**Aim**
Below you will find a set of lines. Repeat them all exactly.

**Supplied records**
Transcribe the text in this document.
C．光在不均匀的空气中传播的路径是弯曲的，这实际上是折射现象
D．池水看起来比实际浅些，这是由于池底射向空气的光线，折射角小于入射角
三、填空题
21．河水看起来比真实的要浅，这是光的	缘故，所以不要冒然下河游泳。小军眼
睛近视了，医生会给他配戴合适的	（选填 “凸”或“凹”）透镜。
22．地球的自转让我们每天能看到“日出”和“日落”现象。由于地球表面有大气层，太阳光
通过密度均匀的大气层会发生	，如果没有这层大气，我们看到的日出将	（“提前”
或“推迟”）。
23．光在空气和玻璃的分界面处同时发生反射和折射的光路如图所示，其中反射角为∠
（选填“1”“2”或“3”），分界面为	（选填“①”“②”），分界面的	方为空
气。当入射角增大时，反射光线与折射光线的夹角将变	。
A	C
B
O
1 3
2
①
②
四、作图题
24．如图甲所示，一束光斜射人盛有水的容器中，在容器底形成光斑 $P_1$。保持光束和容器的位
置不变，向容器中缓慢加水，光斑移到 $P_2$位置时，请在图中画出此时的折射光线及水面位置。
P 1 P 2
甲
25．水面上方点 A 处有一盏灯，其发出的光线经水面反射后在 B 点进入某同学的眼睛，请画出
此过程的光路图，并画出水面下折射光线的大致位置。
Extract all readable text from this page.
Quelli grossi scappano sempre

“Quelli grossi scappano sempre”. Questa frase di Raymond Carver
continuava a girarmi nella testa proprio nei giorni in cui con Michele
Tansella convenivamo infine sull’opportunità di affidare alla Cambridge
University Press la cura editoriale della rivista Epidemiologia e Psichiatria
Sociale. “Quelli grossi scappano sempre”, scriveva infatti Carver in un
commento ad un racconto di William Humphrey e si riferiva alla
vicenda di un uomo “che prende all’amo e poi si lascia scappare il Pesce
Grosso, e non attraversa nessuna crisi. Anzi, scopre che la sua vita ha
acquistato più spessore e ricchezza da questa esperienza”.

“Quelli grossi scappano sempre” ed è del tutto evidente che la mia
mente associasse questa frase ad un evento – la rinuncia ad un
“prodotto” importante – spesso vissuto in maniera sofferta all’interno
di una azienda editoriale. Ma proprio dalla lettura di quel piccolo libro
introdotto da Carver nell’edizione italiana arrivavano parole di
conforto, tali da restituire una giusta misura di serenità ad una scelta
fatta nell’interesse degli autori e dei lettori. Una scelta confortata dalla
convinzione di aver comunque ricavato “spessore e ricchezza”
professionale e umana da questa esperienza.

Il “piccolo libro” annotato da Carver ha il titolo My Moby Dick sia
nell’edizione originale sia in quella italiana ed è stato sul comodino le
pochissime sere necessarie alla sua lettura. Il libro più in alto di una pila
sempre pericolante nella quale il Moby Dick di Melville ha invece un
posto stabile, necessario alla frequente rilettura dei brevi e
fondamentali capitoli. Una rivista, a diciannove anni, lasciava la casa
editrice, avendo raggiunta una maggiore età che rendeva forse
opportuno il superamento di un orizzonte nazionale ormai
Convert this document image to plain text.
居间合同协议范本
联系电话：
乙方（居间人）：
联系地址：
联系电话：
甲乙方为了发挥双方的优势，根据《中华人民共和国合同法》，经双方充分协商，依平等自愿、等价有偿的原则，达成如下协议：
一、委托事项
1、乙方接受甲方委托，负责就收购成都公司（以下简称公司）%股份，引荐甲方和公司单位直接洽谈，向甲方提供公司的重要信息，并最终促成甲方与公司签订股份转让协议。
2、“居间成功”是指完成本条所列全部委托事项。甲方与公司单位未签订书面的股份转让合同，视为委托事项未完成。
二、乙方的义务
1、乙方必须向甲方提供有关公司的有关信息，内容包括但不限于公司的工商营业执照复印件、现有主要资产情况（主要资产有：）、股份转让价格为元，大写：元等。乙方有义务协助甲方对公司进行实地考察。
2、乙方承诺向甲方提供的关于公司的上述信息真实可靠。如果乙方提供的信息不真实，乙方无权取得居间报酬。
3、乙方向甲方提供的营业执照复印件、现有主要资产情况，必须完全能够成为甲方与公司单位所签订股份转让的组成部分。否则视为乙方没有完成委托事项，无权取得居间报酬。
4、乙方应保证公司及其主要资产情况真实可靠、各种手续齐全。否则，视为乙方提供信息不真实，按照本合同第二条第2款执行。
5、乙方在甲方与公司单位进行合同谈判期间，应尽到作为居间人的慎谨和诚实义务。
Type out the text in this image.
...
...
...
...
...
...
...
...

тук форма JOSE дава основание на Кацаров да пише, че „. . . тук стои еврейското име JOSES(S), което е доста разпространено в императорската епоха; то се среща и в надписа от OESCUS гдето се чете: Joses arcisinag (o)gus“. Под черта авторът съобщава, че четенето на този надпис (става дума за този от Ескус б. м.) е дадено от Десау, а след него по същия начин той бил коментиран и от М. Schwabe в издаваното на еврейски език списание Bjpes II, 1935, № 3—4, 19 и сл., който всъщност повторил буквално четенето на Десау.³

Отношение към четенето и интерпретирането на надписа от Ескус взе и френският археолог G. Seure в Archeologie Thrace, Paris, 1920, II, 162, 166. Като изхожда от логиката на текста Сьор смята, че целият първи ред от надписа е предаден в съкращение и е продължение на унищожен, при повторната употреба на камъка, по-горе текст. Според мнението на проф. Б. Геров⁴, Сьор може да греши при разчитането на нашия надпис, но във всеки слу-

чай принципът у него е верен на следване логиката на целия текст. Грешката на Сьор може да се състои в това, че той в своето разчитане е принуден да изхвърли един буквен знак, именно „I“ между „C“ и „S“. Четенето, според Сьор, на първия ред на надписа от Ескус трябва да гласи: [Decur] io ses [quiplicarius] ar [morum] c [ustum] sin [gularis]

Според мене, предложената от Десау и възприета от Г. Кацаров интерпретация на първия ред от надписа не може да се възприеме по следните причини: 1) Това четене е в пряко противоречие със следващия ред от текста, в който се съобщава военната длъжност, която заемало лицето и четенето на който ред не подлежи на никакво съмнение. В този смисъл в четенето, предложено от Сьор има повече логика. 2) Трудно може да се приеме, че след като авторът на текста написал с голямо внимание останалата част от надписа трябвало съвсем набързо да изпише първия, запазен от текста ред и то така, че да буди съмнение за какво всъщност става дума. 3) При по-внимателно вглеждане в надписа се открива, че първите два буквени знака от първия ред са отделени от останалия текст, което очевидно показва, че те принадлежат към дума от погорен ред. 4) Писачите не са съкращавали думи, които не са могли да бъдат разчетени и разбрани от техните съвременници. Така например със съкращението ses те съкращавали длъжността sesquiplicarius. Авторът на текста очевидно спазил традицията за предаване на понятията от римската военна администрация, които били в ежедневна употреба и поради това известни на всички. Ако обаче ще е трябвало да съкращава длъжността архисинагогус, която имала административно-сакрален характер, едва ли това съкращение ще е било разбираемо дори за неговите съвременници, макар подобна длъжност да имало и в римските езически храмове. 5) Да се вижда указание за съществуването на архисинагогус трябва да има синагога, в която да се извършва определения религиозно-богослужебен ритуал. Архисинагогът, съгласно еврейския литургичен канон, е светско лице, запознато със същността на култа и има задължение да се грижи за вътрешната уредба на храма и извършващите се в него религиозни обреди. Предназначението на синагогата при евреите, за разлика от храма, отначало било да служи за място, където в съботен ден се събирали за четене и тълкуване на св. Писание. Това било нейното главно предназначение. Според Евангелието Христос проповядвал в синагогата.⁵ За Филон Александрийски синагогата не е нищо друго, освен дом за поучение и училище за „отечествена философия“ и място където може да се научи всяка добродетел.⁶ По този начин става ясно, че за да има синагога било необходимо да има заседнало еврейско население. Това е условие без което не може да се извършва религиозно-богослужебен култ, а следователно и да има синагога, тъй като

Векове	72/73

**Exercise result**
Transcribe the text in this document.
C．光在不均匀的空气中传播的路径是弯曲的，这实际上是折射现象
D．池水看起来比实际浅些，这是由于池底射向空气的光线，折射角小于入射角
三、填空题
21．河水看起来比真实的要浅，这是光的	缘故，所以不要冒然下河游泳。小军眼
睛近视了，医生会给他配戴合适的	（选填 “凸”或“凹”）透镜。
22．地球的自转让我们每天能看到“日出”和“日落”现象。由于地球表面有大气层，太阳光
通过密度均匀的大气层会发生	，如果没有这层大气，我们看到的日出将	（“提前”
或“推迟”）。
23．光在空气和玻璃的分界面处同时发生反射和折射的光路如图所示，其中反射角为∠
（选填“1”“2”或“3”），分界面为	（选填“①”“②”），分界面的	方为空
气。当入射角增大时，反射光线与折射光线的夹角将变	。
A	C
B
O
1 3
2
①
②
四、作图题
24．如图甲所示，一束光斜射人盛有水的容器中，在容器底形成光斑 $P_1$。保持光束和容器的位
置不变，向容器中缓慢加水，光斑移到 $P_2$位置时，请在图中画出此时的折射光线及水面位置。
P 1 P 2
甲
25．水面上方点 A 处有一盏灯，其发出的光线经水面反射后在 B 点进入某同学的眼睛，请画出
此过程的光路图，并画出水面下折射光线的大致位置。
Extract all readable text from this page.
Quelli grossi scappano sempre

“Quelli grossi scappano sempre”. Questa frase di Raymond Carver
continuava a girarmi nella testa proprio nei giorni in cui con Michele
Tansella convenivamo infine sull’opportunità di affidare alla Cambridge
University Press la cura editoriale della rivista Epidemiologia e Psichiatria
Sociale. “Quelli grossi scappano sempre”, scriveva infatti Carver in un
commento ad un racconto di William Humphrey e si riferiva alla
vicenda di un uomo “che prende all’amo e poi si lascia scappare il Pesce
Grosso, e non attraversa nessuna crisi. Anzi, scopre che la sua vita ha
acquistato più spessore e ricchezza da questa esperienza”.

“Quelli grossi scappano sempre” ed è del tutto evidente che la mia
mente associasse questa frase ad un evento – la rinuncia ad un
“prodotto” importante – spesso vissuto in maniera sofferta all’interno
di una azienda editoriale. Ma proprio dalla lettura di quel piccolo libro
introdotto da Carver nell’edizione italiana arrivavano parole di
conforto, tali da restituire una giusta misura di serenità ad una scelta
fatta nell’interesse degli autori e dei lettori. Una scelta confortata dalla
convinzione di aver comunque ricavato “spessore e ricchezza”
professionale e umana da questa esperienza.

Il “piccolo libro” annotato da Carver ha il titolo My Moby Dick sia
nell’edizione originale sia in quella italiana ed è stato sul comodino le
pochissime sere necessarie alla sua lettura. Il libro più in alto di una pila
sempre pericolante nella quale il Moby Dick di Melville ha invece un
posto stabile, necessario alla frequente rilettura dei brevi e
fondamentali capitoli. Una rivista, a diciannove anni, lasciava la casa
editrice, avendo raggiunta una maggiore età che rendeva forse
opportuno il superamento di un orizzonte nazionale ormai
Convert this document image to plain text.
居间合同协议范本
联系电话：
乙方（居间人）：
联系地址：
联系电话：
甲乙方为了发挥双方的优势，根据《中华人民共和国合同法》，经双方充分协商，依平等自愿、等价有偿的原则，达成如下协议：
一、委托事项
1、乙方接受甲方委托，负责就收购成都公司（以下简称公司）%股份，引荐甲方和公司单位直接洽谈，向甲方提供公司的重要信息，并最终促成甲方与公司签订股份转让协议。
2、“居间成功”是指完成本条所列全部委托事项。甲方与公司单位未签订书面的股份转让合同，视为委托事项未完成。
二、乙方的义务
1、乙方必须向甲方提供有关公司的有关信息，内容包括但不限于公司的工商营业执照复印件、现有主要资产情况（主要资产有：）、股份转让价格为元，大写：元等。乙方有义务协助甲方对公司进行实地考察。
2、乙方承诺向甲方提供的关于公司的上述信息真实可靠。如果乙方提供的信息不真实，乙方无权取得居间报酬。
3、乙方向甲方提供的营业执照复印件、现有主要资产情况，必须完全能够成为甲方与公司单位所签订股份转让的组成部分。否则视为乙方没有完成委托事项，无权取得居间报酬。
4、乙方应保证公司及其主要资产情况真实可靠、各种手续齐全。否则，视为乙方提供信息不真实，按照本合同第二条第2款执行。
5、乙方在甲方与公司单位进行合同谈判期间，应尽到作为居间人的慎谨和诚实义务。
Type out the text in this image.
...
...
...
...
...
...
...
...

тук форма JOSE дава основание на Кацаров да пише, че „. . . тук стои еврейското име JOSES(S), което е доста разпространено в императорската епоха; то се среща и в надписа от OESCUS гдето се чете: Joses arcisinag (o)gus“. Под черта авторът съобщава, че четенето на този надпис (става дума за този от Ескус б. м.) е дадено от Десау, а след него по същия начин той бил коментиран и от М. Schwabe в издаваното на еврейски език списание Bjpes II, 1935, № 3—4, 19 и сл., който всъщност повторил буквално четенето на Десау.³

Отношение към четенето и интерпретирането на надписа от Ескус взе и френският археолог G. Seure в Archeologie Thrace, Paris, 1920, II, 162, 166. Като изхожда от логиката на текста Сьор смята, че целият първи ред от надписа е предаден в съкращение и е продължение на унищожен, при повторната употреба на камъка, по-горе текст. Според мнението на проф. Б. Геров⁴, Сьор може да греши при разчитането на нашия надпис, но във всеки слу-

чай принципът у него е верен на следване логиката на целия текст. Грешката на Сьор може да се състои в това, че той в своето разчитане е принуден да изхвърли един буквен знак, именно „I“ между „C“ и „S“. Четенето, според Сьор, на първия ред на надписа от Ескус трябва да гласи: [Decur] io ses [quiplicarius] ar [morum] c [ustum] sin [gularis]

Според мене, предложената от Десау и възприета от Г. Кацаров интерпретация на първия ред от надписа не може да се възприеме по следните причини: 1) Това четене е в пряко противоречие със следващия ред от текста, в който се съобщава военната длъжност, която заемало лицето и четенето на който ред не подлежи на никакво съмнение. В този смисъл в четенето, предложено от Сьор има повече логика. 2) Трудно може да се приеме, че след като авторът на текста написал с голямо внимание останалата част от надписа трябвало съвсем набързо да изпише първия, запазен от текста ред и то така, че да буди съмнение за какво всъщност става дума. 3) При по-внимателно вглеждане в надписа се открива, че първите два буквени знака от първия ред са отделени от останалия текст, което очевидно показва, че те принадлежат към дума от погорен ред. 4) Писачите не са съкращавали думи, които не са могли да бъдат разчетени и разбрани от техните съвременници. Така например със съкращението ses те съкращавали длъжността sesquiplicarius. Авторът на текста очевидно спазил традицията за предаване на понятията от римската военна администрация, които били в ежедневна употреба и поради това известни на всички. Ако обаче ще е трябвало да съкращава длъжността архисинагогус, която имала административно-сакрален характер, едва ли това съкращение ще е било разбираемо дори за неговите съвременници, макар подобна длъжност да имало и в римските езически храмове. 5) Да се вижда указание за съществуването на архисинагогус трябва да има синагога, в която да се извършва определения религиозно-богослужебен ритуал. Архисинагогът, съгласно еврейския литургичен канон, е светско лице, запознато със същността на култа и има задължение да се грижи за вътрешната уредба на храма и извършващите се в него религиозни обреди. Предназначението на синагогата при евреите, за разлика от храма, отначало било да служи за място, където в съботен ден се събирали за четене и тълкуване на св. Писание. Това било нейното главно предназначение. Според Евангелието Христос проповядвал в синагогата.⁵ За Филон Александрийски синагогата не е нищо друго, освен дом за поучение и училище за „отечествена философия“ и място където може да се научи всяка добродетел.⁶ По този начин става ясно, че за да има синагога било необходимо да има заседнало еврейско население. Това е условие без което не може да се извършва религиозно-богослужебен култ, а следователно и да има синагога, тъй като

Векове	72/73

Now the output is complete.